═══ Records
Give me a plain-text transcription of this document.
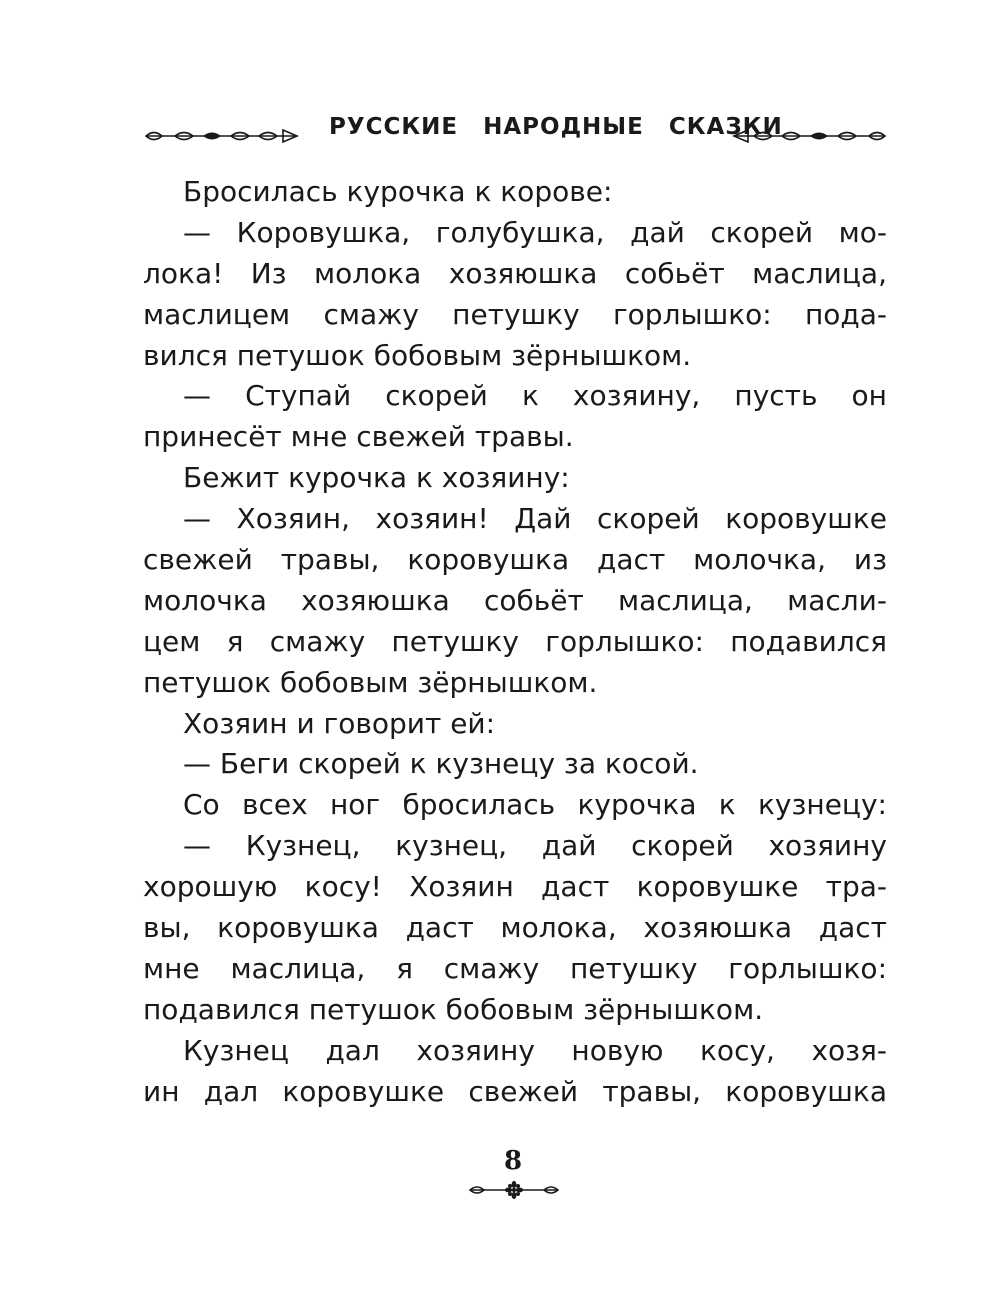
РУССКИЕ НАРОДНЫЕ СКАЗКИ
Бросилась курочка к корове:
— Коровушка, голубушка, дай скорей мо-
лока! Из молока хозяюшка собьёт маслица,
маслицем смажу петушку горлышко: пода-
вился петушок бобовым зёрнышком.
— Ступай скорей к хозяину, пусть он
принесёт мне свежей травы.
Бежит курочка к хозяину:
— Хозяин, хозяин! Дай скорей коровушке
свежей травы, коровушка даст молочка, из
молочка хозяюшка собьёт маслица, масли-
цем я смажу петушку горлышко: подавился
петушок бобовым зёрнышком.
Хозяин и говорит ей:
— Беги скорей к кузнецу за косой.
Со всех ног бросилась курочка к кузнецу:
— Кузнец, кузнец, дай скорей хозяину
хорошую косу! Хозяин даст коровушке тра-
вы, коровушка даст молока, хозяюшка даст
мне маслица, я смажу петушку горлышко:
подавился петушок бобовым зёрнышком.
Кузнец дал хозяину новую косу, хозя-
ин дал коровушке свежей травы, коровушка
8
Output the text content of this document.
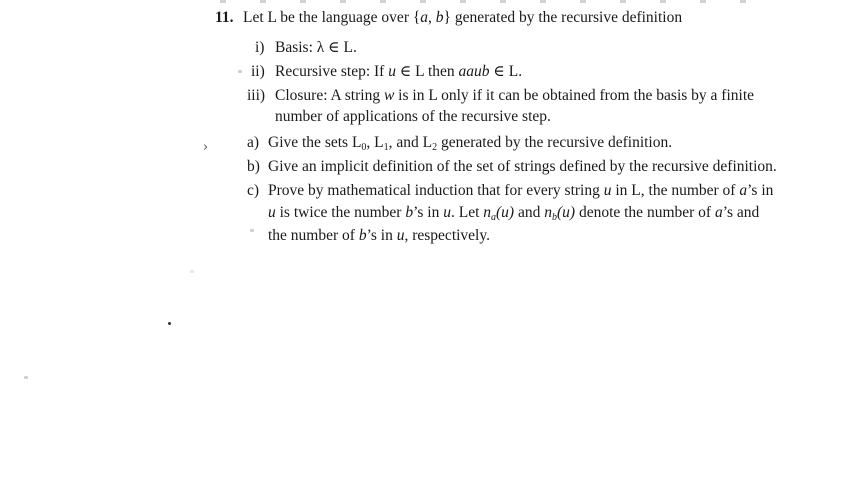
11. Let L be the language over {a, b} generated by the recursive definition
i) Basis: λ ∈ L.
ii) Recursive step: If u ∈ L then aaub ∈ L.
iii) Closure: A string w is in L only if it can be obtained from the basis by a finite
number of applications of the recursive step.
›	a) Give the sets $L_0$, $L_1$, and $L_2$ generated by the recursive definition.
b) Give an implicit definition of the set of strings defined by the recursive definition.
c) Prove by mathematical induction that for every string u in L, the number of a’s in
u is twice the number b’s in u. Let $n_a(u)$ and $n_b(u)$ denote the number of a’s and
the number of b’s in u, respectively.
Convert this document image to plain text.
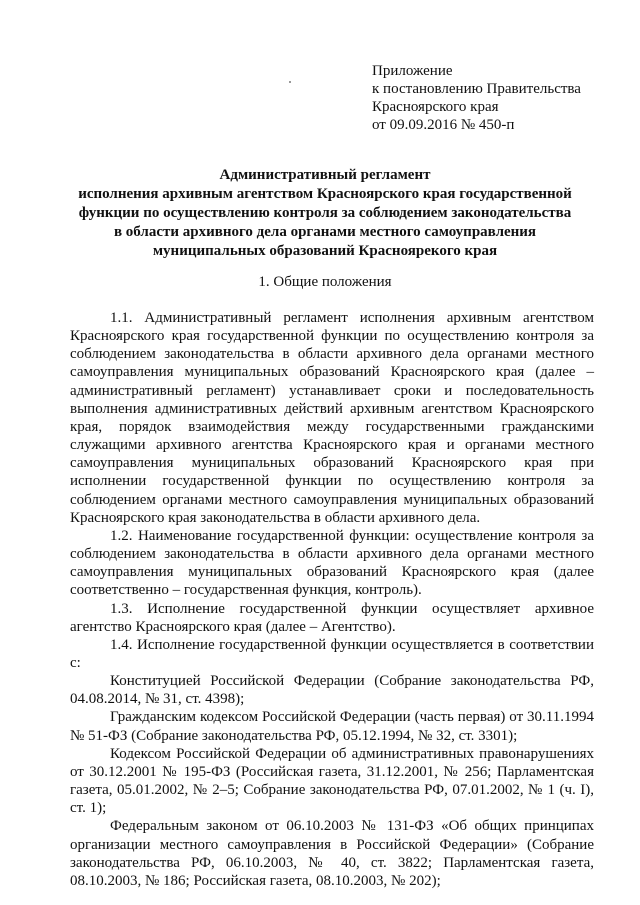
Приложение
к постановлению Правительства
Красноярского края
от 09.09.2016 № 450-п
Административный регламент
исполнения архивным агентством Красноярского края государственной
функции по осуществлению контроля за соблюдением законодательства
в области архивного дела органами местного самоуправления
муниципальных образований Красноярекого края
1. Общие положения

1.1. Административный регламент исполнения архивным агентством Красноярского края государственной функции по осуществлению контроля за соблюдением законодательства в области архивного дела органами местного самоуправления муниципальных образований Красноярского края (далее – административный регламент) устанавливает сроки и последовательность выполнения административных действий архивным агентством Красноярского края, порядок взаимодействия между государственными гражданскими служащими архивного агентства Красноярского края и органами местного самоуправления муниципальных образований Красноярского края при исполнении государственной функции по осуществлению контроля за соблюдением органами местного самоуправления муниципальных образований Красноярского края законодательства в области архивного дела.

1.2. Наименование государственной функции: осуществление контроля за соблюдением законодательства в области архивного дела органами местного самоуправления муниципальных образований Красноярского края (далее соответственно – государственная функция, контроль).

1.3. Исполнение государственной функции осуществляет архивное агентство Красноярского края (далее – Агентство).

1.4. Исполнение государственной функции осуществляется в соответствии с:

Конституцией Российской Федерации (Собрание законодательства РФ, 04.08.2014, № 31, ст. 4398);

Гражданским кодексом Российской Федерации (часть первая) от 30.11.1994 № 51-ФЗ (Собрание законодательства РФ, 05.12.1994, № 32, ст. 3301);

Кодексом Российской Федерации об административных правонарушениях от 30.12.2001 № 195-ФЗ (Российская газета, 31.12.2001, № 256; Парламентская газета, 05.01.2002, № 2–5; Собрание законодательства РФ, 07.01.2002, № 1 (ч. I), ст. 1);

Федеральным законом от 06.10.2003 № 131-ФЗ «Об общих принципах организации местного самоуправления в Российской Федерации» (Собрание законодательства РФ, 06.10.2003, № 40, ст. 3822; Парламентская газета, 08.10.2003, № 186; Российская газета, 08.10.2003, № 202);
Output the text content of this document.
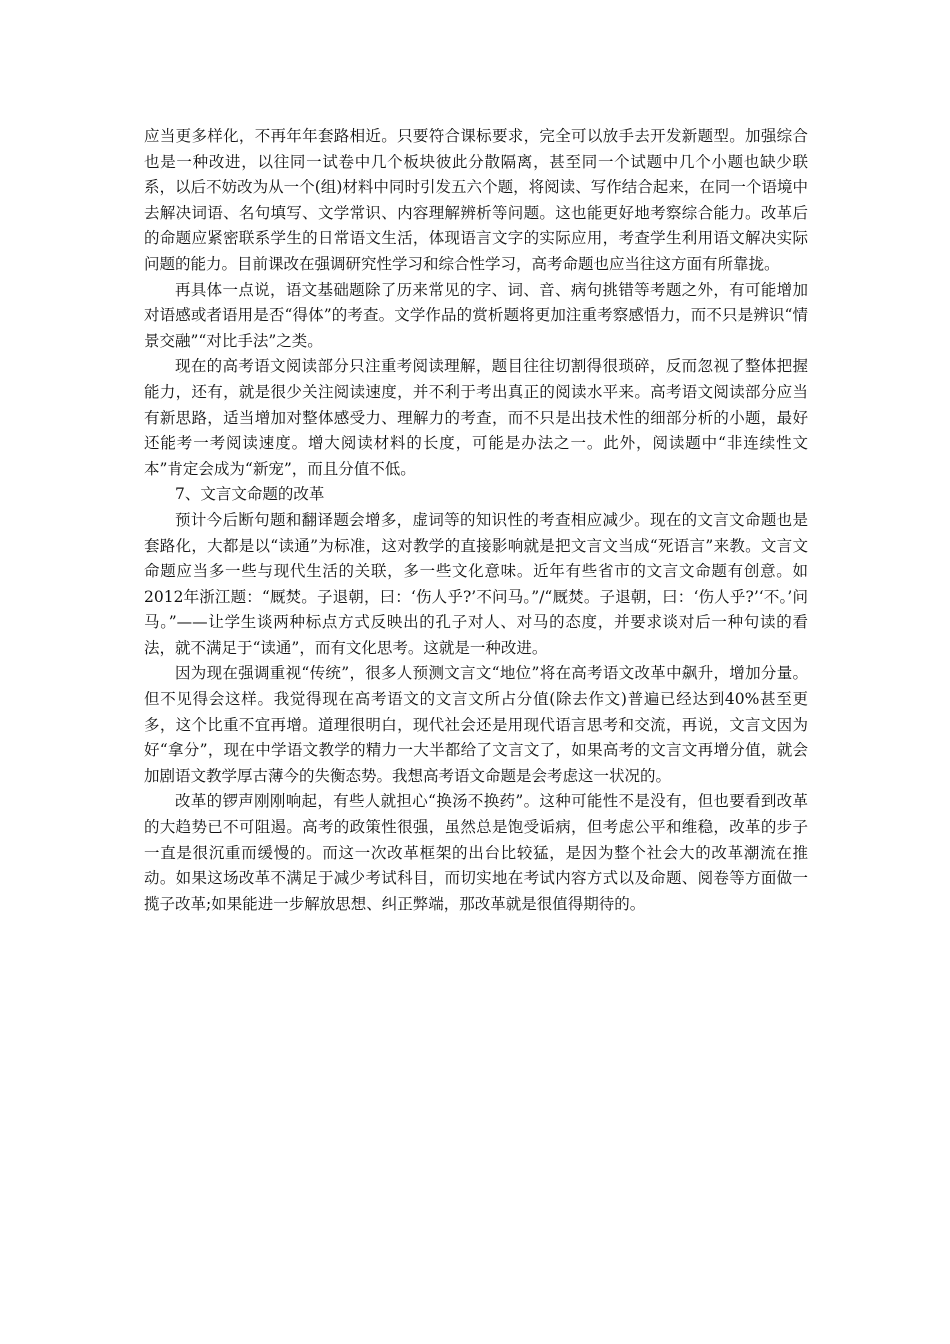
应当更多样化，不再年年套路相近。只要符合课标要求，完全可以放手去开发新题型。加强综合也是一种改进，以往同一试卷中几个板块彼此分散隔离，甚至同一个试题中几个小题也缺少联系，以后不妨改为从一个(组)材料中同时引发五六个题，将阅读、写作结合起来，在同一个语境中去解决词语、名句填写、文学常识、内容理解辨析等问题。这也能更好地考察综合能力。改革后的命题应紧密联系学生的日常语文生活，体现语言文字的实际应用，考查学生利用语文解决实际问题的能力。目前课改在强调研究性学习和综合性学习，高考命题也应当往这方面有所靠拢。

再具体一点说，语文基础题除了历来常见的字、词、音、病句挑错等考题之外，有可能增加对语感或者语用是否“得体”的考查。文学作品的赏析题将更加注重考察感悟力，而不只是辨识“情景交融”“对比手法”之类。

现在的高考语文阅读部分只注重考阅读理解，题目往往切割得很琐碎，反而忽视了整体把握能力，还有，就是很少关注阅读速度，并不利于考出真正的阅读水平来。高考语文阅读部分应当有新思路，适当增加对整体感受力、理解力的考查，而不只是出技术性的细部分析的小题，最好还能考一考阅读速度。增大阅读材料的长度，可能是办法之一。此外，阅读题中“非连续性文本”肯定会成为“新宠”，而且分值不低。

7、文言文命题的改革

预计今后断句题和翻译题会增多，虚词等的知识性的考查相应减少。现在的文言文命题也是套路化，大都是以“读通”为标准，这对教学的直接影响就是把文言文当成“死语言”来教。文言文命题应当多一些与现代生活的关联，多一些文化意味。近年有些省市的文言文命题有创意。如2012年浙江题：“厩焚。子退朝，曰：‘伤人乎?’不问马。”/“厩焚。子退朝，曰：‘伤人乎?’‘不。’问马。”——让学生谈两种标点方式反映出的孔子对人、对马的态度，并要求谈对后一种句读的看法，就不满足于“读通”，而有文化思考。这就是一种改进。

因为现在强调重视“传统”，很多人预测文言文“地位”将在高考语文改革中飙升，增加分量。但不见得会这样。我觉得现在高考语文的文言文所占分值(除去作文)普遍已经达到40%甚至更多，这个比重不宜再增。道理很明白，现代社会还是用现代语言思考和交流，再说，文言文因为好“拿分”，现在中学语文教学的精力一大半都给了文言文了，如果高考的文言文再增分值，就会加剧语文教学厚古薄今的失衡态势。我想高考语文命题是会考虑这一状况的。

改革的锣声刚刚响起，有些人就担心“换汤不换药”。这种可能性不是没有，但也要看到改革的大趋势已不可阻遏。高考的政策性很强，虽然总是饱受诟病，但考虑公平和维稳，改革的步子一直是很沉重而缓慢的。而这一次改革框架的出台比较猛，是因为整个社会大的改革潮流在推动。如果这场改革不满足于减少考试科目，而切实地在考试内容方式以及命题、阅卷等方面做一揽子改革;如果能进一步解放思想、纠正弊端，那改革就是很值得期待的。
══════
Problem statement:
Quote the records in their entirety, keeping the wording exact and excluding pictures.

Correct result:
Give me a plain-text transcription of this document.
РУССКИЕ НАРОДНЫЕ СКАЗКИ
Бросилась курочка к корове:
— Коровушка, голубушка, дай скорей мо-
лока! Из молока хозяюшка собьёт маслица,
маслицем смажу петушку горлышко: пода-
вился петушок бобовым зёрнышком.
— Ступай скорей к хозяину, пусть он
принесёт мне свежей травы.
Бежит курочка к хозяину:
— Хозяин, хозяин! Дай скорей коровушке
свежей травы, коровушка даст молочка, из
молочка хозяюшка собьёт маслица, масли-
цем я смажу петушку горлышко: подавился
петушок бобовым зёрнышком.
Хозяин и говорит ей:
— Беги скорей к кузнецу за косой.
Со всех ног бросилась курочка к кузнецу:
— Кузнец, кузнец, дай скорей хозяину
хорошую косу! Хозяин даст коровушке тра-
вы, коровушка даст молока, хозяюшка даст
мне маслица, я смажу петушку горлышко:
подавился петушок бобовым зёрнышком.
Кузнец дал хозяину новую косу, хозя-
ин дал коровушке свежей травы, коровушка
8
Output the text content of this document.
11. Let L be the language over {a, b} generated by the recursive definition
i) Basis: λ ∈ L.
ii) Recursive step: If u ∈ L then aaub ∈ L.
iii) Closure: A string w is in L only if it can be obtained from the basis by a finite
number of applications of the recursive step.
›	a) Give the sets $L_0$, $L_1$, and $L_2$ generated by the recursive definition.
b) Give an implicit definition of the set of strings defined by the recursive definition.
c) Prove by mathematical induction that for every string u in L, the number of a’s in
u is twice the number b’s in u. Let $n_a(u)$ and $n_b(u)$ denote the number of a’s and
the number of b’s in u, respectively.
Convert this document image to plain text.
Приложение
к постановлению Правительства
Красноярского края
от 09.09.2016 № 450-п
Административный регламент
исполнения архивным агентством Красноярского края государственной
функции по осуществлению контроля за соблюдением законодательства
в области архивного дела органами местного самоуправления
муниципальных образований Красноярекого края
1. Общие положения

1.1. Административный регламент исполнения архивным агентством Красноярского края государственной функции по осуществлению контроля за соблюдением законодательства в области архивного дела органами местного самоуправления муниципальных образований Красноярского края (далее – административный регламент) устанавливает сроки и последовательность выполнения административных действий архивным агентством Красноярского края, порядок взаимодействия между государственными гражданскими служащими архивного агентства Красноярского края и органами местного самоуправления муниципальных образований Красноярского края при исполнении государственной функции по осуществлению контроля за соблюдением органами местного самоуправления муниципальных образований Красноярского края законодательства в области архивного дела.

1.2. Наименование государственной функции: осуществление контроля за соблюдением законодательства в области архивного дела органами местного самоуправления муниципальных образований Красноярского края (далее соответственно – государственная функция, контроль).

1.3. Исполнение государственной функции осуществляет архивное агентство Красноярского края (далее – Агентство).

1.4. Исполнение государственной функции осуществляется в соответствии с:

Конституцией Российской Федерации (Собрание законодательства РФ, 04.08.2014, № 31, ст. 4398);

Гражданским кодексом Российской Федерации (часть первая) от 30.11.1994 № 51-ФЗ (Собрание законодательства РФ, 05.12.1994, № 32, ст. 3301);

Кодексом Российской Федерации об административных правонарушениях от 30.12.2001 № 195-ФЗ (Российская газета, 31.12.2001, № 256; Парламентская газета, 05.01.2002, № 2–5; Собрание законодательства РФ, 07.01.2002, № 1 (ч. I), ст. 1);

Федеральным законом от 06.10.2003 № 131-ФЗ «Об общих принципах организации местного самоуправления в Российской Федерации» (Собрание законодательства РФ, 06.10.2003, № 40, ст. 3822; Парламентская газета, 08.10.2003, № 186; Российская газета, 08.10.2003, № 202);
Output the text content of this document.
应当更多样化，不再年年套路相近。只要符合课标要求，完全可以放手去开发新题型。加强综合也是一种改进，以往同一试卷中几个板块彼此分散隔离，甚至同一个试题中几个小题也缺少联系，以后不妨改为从一个(组)材料中同时引发五六个题，将阅读、写作结合起来，在同一个语境中去解决词语、名句填写、文学常识、内容理解辨析等问题。这也能更好地考察综合能力。改革后的命题应紧密联系学生的日常语文生活，体现语言文字的实际应用，考查学生利用语文解决实际问题的能力。目前课改在强调研究性学习和综合性学习，高考命题也应当往这方面有所靠拢。

再具体一点说，语文基础题除了历来常见的字、词、音、病句挑错等考题之外，有可能增加对语感或者语用是否“得体”的考查。文学作品的赏析题将更加注重考察感悟力，而不只是辨识“情景交融”“对比手法”之类。

现在的高考语文阅读部分只注重考阅读理解，题目往往切割得很琐碎，反而忽视了整体把握能力，还有，就是很少关注阅读速度，并不利于考出真正的阅读水平来。高考语文阅读部分应当有新思路，适当增加对整体感受力、理解力的考查，而不只是出技术性的细部分析的小题，最好还能考一考阅读速度。增大阅读材料的长度，可能是办法之一。此外，阅读题中“非连续性文本”肯定会成为“新宠”，而且分值不低。

7、文言文命题的改革

预计今后断句题和翻译题会增多，虚词等的知识性的考查相应减少。现在的文言文命题也是套路化，大都是以“读通”为标准，这对教学的直接影响就是把文言文当成“死语言”来教。文言文命题应当多一些与现代生活的关联，多一些文化意味。近年有些省市的文言文命题有创意。如2012年浙江题：“厩焚。子退朝，曰：‘伤人乎?’不问马。”/“厩焚。子退朝，曰：‘伤人乎?’‘不。’问马。”——让学生谈两种标点方式反映出的孔子对人、对马的态度，并要求谈对后一种句读的看法，就不满足于“读通”，而有文化思考。这就是一种改进。

因为现在强调重视“传统”，很多人预测文言文“地位”将在高考语文改革中飙升，增加分量。但不见得会这样。我觉得现在高考语文的文言文所占分值(除去作文)普遍已经达到40%甚至更多，这个比重不宜再增。道理很明白，现代社会还是用现代语言思考和交流，再说，文言文因为好“拿分”，现在中学语文教学的精力一大半都给了文言文了，如果高考的文言文再增分值，就会加剧语文教学厚古薄今的失衡态势。我想高考语文命题是会考虑这一状况的。

改革的锣声刚刚响起，有些人就担心“换汤不换药”。这种可能性不是没有，但也要看到改革的大趋势已不可阻遏。高考的政策性很强，虽然总是饱受诟病，但考虑公平和维稳，改革的步子一直是很沉重而缓慢的。而这一次改革框架的出台比较猛，是因为整个社会大的改革潮流在推动。如果这场改革不满足于减少考试科目，而切实地在考试内容方式以及命题、阅卷等方面做一揽子改革;如果能进一步解放思想、纠正弊端，那改革就是很值得期待的。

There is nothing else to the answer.